- **Work to complete**
Return the lines below that carry the word "Магомедбеков".

- **Items from a dataset**
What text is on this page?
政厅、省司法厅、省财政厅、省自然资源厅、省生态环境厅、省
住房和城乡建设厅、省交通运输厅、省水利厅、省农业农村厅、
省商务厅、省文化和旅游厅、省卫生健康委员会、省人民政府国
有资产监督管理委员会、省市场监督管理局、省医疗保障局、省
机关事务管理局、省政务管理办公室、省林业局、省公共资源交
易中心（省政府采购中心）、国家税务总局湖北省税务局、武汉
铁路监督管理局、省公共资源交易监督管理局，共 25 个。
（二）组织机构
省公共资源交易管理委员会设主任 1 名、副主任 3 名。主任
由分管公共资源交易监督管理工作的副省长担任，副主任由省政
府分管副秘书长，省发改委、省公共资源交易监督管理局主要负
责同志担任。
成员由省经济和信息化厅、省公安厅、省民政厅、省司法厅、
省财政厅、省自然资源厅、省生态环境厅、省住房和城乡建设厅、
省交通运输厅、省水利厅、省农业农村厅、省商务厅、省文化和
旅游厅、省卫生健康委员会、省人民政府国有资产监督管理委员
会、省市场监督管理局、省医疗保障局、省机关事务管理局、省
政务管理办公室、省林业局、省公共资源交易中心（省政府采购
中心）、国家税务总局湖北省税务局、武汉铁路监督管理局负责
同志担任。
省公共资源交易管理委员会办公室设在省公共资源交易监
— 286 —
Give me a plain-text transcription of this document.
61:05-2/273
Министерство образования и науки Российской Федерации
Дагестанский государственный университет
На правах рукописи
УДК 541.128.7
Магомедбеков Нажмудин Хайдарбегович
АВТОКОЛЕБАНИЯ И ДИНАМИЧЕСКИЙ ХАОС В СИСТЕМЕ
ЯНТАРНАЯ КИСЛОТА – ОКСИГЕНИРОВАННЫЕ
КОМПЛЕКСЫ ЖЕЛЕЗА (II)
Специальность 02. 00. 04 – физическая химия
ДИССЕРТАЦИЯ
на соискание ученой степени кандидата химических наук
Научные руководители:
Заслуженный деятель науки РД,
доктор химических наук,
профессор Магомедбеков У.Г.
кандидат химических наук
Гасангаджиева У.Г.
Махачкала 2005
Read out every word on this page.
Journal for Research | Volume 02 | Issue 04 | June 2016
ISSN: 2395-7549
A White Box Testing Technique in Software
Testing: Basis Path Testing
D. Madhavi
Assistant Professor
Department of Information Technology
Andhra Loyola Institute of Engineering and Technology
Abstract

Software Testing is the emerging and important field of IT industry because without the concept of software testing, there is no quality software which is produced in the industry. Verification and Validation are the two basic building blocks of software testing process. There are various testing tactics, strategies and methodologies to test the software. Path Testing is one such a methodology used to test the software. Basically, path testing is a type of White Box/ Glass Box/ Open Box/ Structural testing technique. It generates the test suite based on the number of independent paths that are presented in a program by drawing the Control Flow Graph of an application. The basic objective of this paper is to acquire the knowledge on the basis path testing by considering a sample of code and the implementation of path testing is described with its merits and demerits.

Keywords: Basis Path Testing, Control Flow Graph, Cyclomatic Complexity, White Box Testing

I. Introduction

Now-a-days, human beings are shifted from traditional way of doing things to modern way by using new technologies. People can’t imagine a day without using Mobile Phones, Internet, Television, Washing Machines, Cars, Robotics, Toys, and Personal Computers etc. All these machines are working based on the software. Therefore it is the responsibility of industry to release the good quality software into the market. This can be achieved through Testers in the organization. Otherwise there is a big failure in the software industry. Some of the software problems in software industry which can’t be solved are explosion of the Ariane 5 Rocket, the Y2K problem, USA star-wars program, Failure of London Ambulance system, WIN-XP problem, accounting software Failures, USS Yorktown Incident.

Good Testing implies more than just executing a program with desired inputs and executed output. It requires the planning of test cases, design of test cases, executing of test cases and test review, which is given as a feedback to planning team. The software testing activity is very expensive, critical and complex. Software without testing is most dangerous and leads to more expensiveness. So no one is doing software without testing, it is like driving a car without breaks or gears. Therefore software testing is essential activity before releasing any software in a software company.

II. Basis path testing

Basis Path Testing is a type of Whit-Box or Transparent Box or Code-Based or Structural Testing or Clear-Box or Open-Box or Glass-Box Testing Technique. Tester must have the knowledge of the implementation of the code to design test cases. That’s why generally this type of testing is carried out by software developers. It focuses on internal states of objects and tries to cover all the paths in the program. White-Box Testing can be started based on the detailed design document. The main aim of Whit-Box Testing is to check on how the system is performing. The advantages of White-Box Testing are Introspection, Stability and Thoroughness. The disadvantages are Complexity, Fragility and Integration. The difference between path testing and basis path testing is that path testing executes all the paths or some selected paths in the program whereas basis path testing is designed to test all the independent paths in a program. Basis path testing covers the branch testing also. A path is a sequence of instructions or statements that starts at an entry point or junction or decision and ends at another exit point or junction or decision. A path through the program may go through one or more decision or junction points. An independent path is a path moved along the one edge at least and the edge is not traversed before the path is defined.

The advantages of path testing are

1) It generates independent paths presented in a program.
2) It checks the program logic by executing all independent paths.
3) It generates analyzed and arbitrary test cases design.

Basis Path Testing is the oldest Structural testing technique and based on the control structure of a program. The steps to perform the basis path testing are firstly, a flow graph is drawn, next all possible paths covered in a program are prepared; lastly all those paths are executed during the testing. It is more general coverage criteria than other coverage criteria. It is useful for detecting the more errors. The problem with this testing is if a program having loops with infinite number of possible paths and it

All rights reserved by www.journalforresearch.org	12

- **Completed task**
Магомедбеков Нажмудин Хайдарбегович
профессор Магомедбеков У.Г.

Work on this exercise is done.